Goal:
Repeat each entry as written and leave the images out of the copy.

--- Start ---

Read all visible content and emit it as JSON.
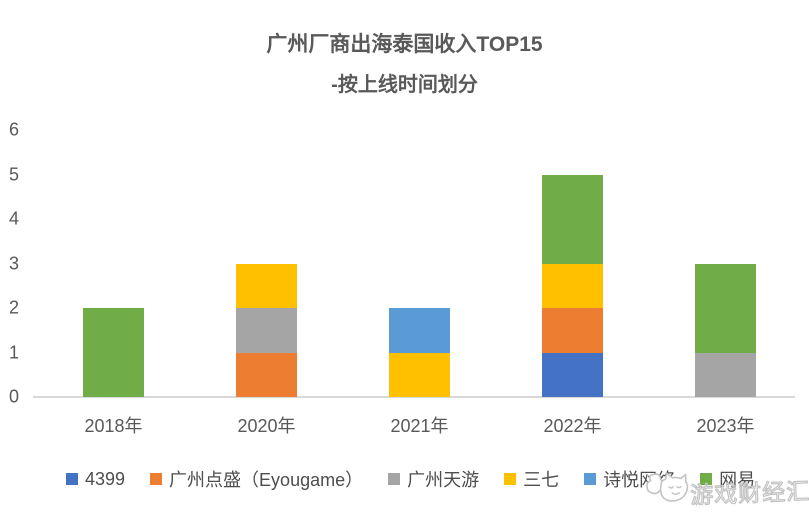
{
  "chart_data": {
    "type": "bar",
    "stacked": true,
    "title": "广州厂商出海泰国收入TOP15",
    "subtitle": "-按上线时间划分",
    "categories": [
      "2018年",
      "2020年",
      "2021年",
      "2022年",
      "2023年"
    ],
    "series": [
      {
        "name": "4399",
        "color": "#4472C4",
        "values": [
          0,
          0,
          0,
          1,
          0
        ]
      },
      {
        "name": "广州点盛（Eyougame）",
        "color": "#ED7D31",
        "values": [
          0,
          1,
          0,
          1,
          0
        ]
      },
      {
        "name": "广州天游",
        "color": "#A5A5A5",
        "values": [
          0,
          1,
          0,
          0,
          1
        ]
      },
      {
        "name": "三七",
        "color": "#FFC000",
        "values": [
          0,
          1,
          1,
          1,
          0
        ]
      },
      {
        "name": "诗悦网络",
        "color": "#5B9BD5",
        "values": [
          0,
          0,
          1,
          0,
          0
        ]
      },
      {
        "name": "网易",
        "color": "#70AD47",
        "values": [
          2,
          0,
          0,
          2,
          2
        ]
      }
    ],
    "y_ticks": [
      0,
      1,
      2,
      3,
      4,
      5,
      6
    ],
    "ylim": [
      0,
      6
    ],
    "grid": false,
    "legend_position": "bottom",
    "text_color": "#595959",
    "axis_line_color": "#D9D9D9"
  },
  "watermark": {
    "text": "游戏财经汇",
    "icon": "cat-mascot-icon"
  }
}
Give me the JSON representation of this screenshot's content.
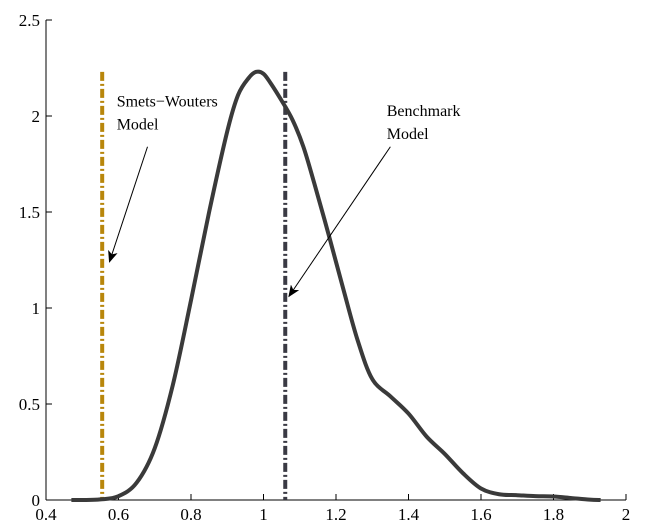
{
  "chart_data": {
    "type": "line",
    "title": "",
    "xlabel": "",
    "ylabel": "",
    "xlim": [
      0.4,
      2.0
    ],
    "ylim": [
      0,
      2.5
    ],
    "xticks": [
      0.4,
      0.6,
      0.8,
      1.0,
      1.2,
      1.4,
      1.6,
      1.8,
      2.0
    ],
    "xtick_labels": [
      "0.4",
      "0.6",
      "0.8",
      "1",
      "1.2",
      "1.4",
      "1.6",
      "1.8",
      "2"
    ],
    "yticks": [
      0,
      0.5,
      1.0,
      1.5,
      2.0,
      2.5
    ],
    "ytick_labels": [
      "0",
      "0.5",
      "1",
      "1.5",
      "2",
      "2.5"
    ],
    "grid": false,
    "series": [
      {
        "style": "solid",
        "color": "#3a3a3a",
        "x": [
          0.47,
          0.5,
          0.55,
          0.6,
          0.65,
          0.7,
          0.75,
          0.8,
          0.85,
          0.9,
          0.93,
          0.96,
          0.98,
          1.0,
          1.02,
          1.05,
          1.08,
          1.11,
          1.14,
          1.18,
          1.22,
          1.26,
          1.3,
          1.35,
          1.4,
          1.45,
          1.5,
          1.55,
          1.6,
          1.65,
          1.7,
          1.75,
          1.8,
          1.85,
          1.9,
          1.93
        ],
        "y": [
          0.0,
          0.0,
          0.003,
          0.02,
          0.09,
          0.27,
          0.6,
          1.04,
          1.5,
          1.92,
          2.11,
          2.2,
          2.23,
          2.22,
          2.17,
          2.08,
          1.98,
          1.84,
          1.65,
          1.38,
          1.1,
          0.83,
          0.63,
          0.54,
          0.45,
          0.33,
          0.24,
          0.14,
          0.06,
          0.03,
          0.025,
          0.02,
          0.018,
          0.01,
          0.002,
          0.0
        ]
      }
    ],
    "reference_lines": [
      {
        "orientation": "vertical",
        "x": 0.555,
        "y_top": 2.23,
        "style": "dash-dot",
        "color": "#b8860b"
      },
      {
        "orientation": "vertical",
        "x": 1.06,
        "y_top": 2.23,
        "style": "dash-dot",
        "color": "#3a3a44"
      }
    ],
    "annotations": [
      {
        "line1": "Smets−Wouters",
        "line2": "Model",
        "text_x": 0.595,
        "text_y1": 2.05,
        "text_y2": 1.93,
        "arrow_from": [
          0.68,
          1.84
        ],
        "arrow_to": [
          0.575,
          1.24
        ]
      },
      {
        "line1": "Benchmark",
        "line2": "Model",
        "text_x": 1.34,
        "text_y1": 2.0,
        "text_y2": 1.88,
        "arrow_from": [
          1.35,
          1.84
        ],
        "arrow_to": [
          1.07,
          1.06
        ]
      }
    ]
  }
}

--- End ---

Solution to this exercise:
Read all visible content and emit it as JSON.
{
  "chart_data": {
    "type": "bar",
    "stacked": true,
    "title": "广州厂商出海泰国收入TOP15",
    "subtitle": "-按上线时间划分",
    "categories": [
      "2018年",
      "2020年",
      "2021年",
      "2022年",
      "2023年"
    ],
    "series": [
      {
        "name": "4399",
        "color": "#4472C4",
        "values": [
          0,
          0,
          0,
          1,
          0
        ]
      },
      {
        "name": "广州点盛（Eyougame）",
        "color": "#ED7D31",
        "values": [
          0,
          1,
          0,
          1,
          0
        ]
      },
      {
        "name": "广州天游",
        "color": "#A5A5A5",
        "values": [
          0,
          1,
          0,
          0,
          1
        ]
      },
      {
        "name": "三七",
        "color": "#FFC000",
        "values": [
          0,
          1,
          1,
          1,
          0
        ]
      },
      {
        "name": "诗悦网络",
        "color": "#5B9BD5",
        "values": [
          0,
          0,
          1,
          0,
          0
        ]
      },
      {
        "name": "网易",
        "color": "#70AD47",
        "values": [
          2,
          0,
          0,
          2,
          2
        ]
      }
    ],
    "y_ticks": [
      0,
      1,
      2,
      3,
      4,
      5,
      6
    ],
    "ylim": [
      0,
      6
    ],
    "grid": false,
    "legend_position": "bottom",
    "text_color": "#595959",
    "axis_line_color": "#D9D9D9"
  },
  "watermark": {
    "text": "游戏财经汇",
    "icon": "cat-mascot-icon"
  }
}
Give me the JSON representation of this screenshot's content.
{
  "chart_data": {
    "type": "line",
    "title": "",
    "xlabel": "",
    "ylabel": "",
    "xlim": [
      0.4,
      2.0
    ],
    "ylim": [
      0,
      2.5
    ],
    "xticks": [
      0.4,
      0.6,
      0.8,
      1.0,
      1.2,
      1.4,
      1.6,
      1.8,
      2.0
    ],
    "xtick_labels": [
      "0.4",
      "0.6",
      "0.8",
      "1",
      "1.2",
      "1.4",
      "1.6",
      "1.8",
      "2"
    ],
    "yticks": [
      0,
      0.5,
      1.0,
      1.5,
      2.0,
      2.5
    ],
    "ytick_labels": [
      "0",
      "0.5",
      "1",
      "1.5",
      "2",
      "2.5"
    ],
    "grid": false,
    "series": [
      {
        "style": "solid",
        "color": "#3a3a3a",
        "x": [
          0.47,
          0.5,
          0.55,
          0.6,
          0.65,
          0.7,
          0.75,
          0.8,
          0.85,
          0.9,
          0.93,
          0.96,
          0.98,
          1.0,
          1.02,
          1.05,
          1.08,
          1.11,
          1.14,
          1.18,
          1.22,
          1.26,
          1.3,
          1.35,
          1.4,
          1.45,
          1.5,
          1.55,
          1.6,
          1.65,
          1.7,
          1.75,
          1.8,
          1.85,
          1.9,
          1.93
        ],
        "y": [
          0.0,
          0.0,
          0.003,
          0.02,
          0.09,
          0.27,
          0.6,
          1.04,
          1.5,
          1.92,
          2.11,
          2.2,
          2.23,
          2.22,
          2.17,
          2.08,
          1.98,
          1.84,
          1.65,
          1.38,
          1.1,
          0.83,
          0.63,
          0.54,
          0.45,
          0.33,
          0.24,
          0.14,
          0.06,
          0.03,
          0.025,
          0.02,
          0.018,
          0.01,
          0.002,
          0.0
        ]
      }
    ],
    "reference_lines": [
      {
        "orientation": "vertical",
        "x": 0.555,
        "y_top": 2.23,
        "style": "dash-dot",
        "color": "#b8860b"
      },
      {
        "orientation": "vertical",
        "x": 1.06,
        "y_top": 2.23,
        "style": "dash-dot",
        "color": "#3a3a44"
      }
    ],
    "annotations": [
      {
        "line1": "Smets−Wouters",
        "line2": "Model",
        "text_x": 0.595,
        "text_y1": 2.05,
        "text_y2": 1.93,
        "arrow_from": [
          0.68,
          1.84
        ],
        "arrow_to": [
          0.575,
          1.24
        ]
      },
      {
        "line1": "Benchmark",
        "line2": "Model",
        "text_x": 1.34,
        "text_y1": 2.0,
        "text_y2": 1.88,
        "arrow_from": [
          1.35,
          1.84
        ],
        "arrow_to": [
          1.07,
          1.06
        ]
      }
    ]
  }
}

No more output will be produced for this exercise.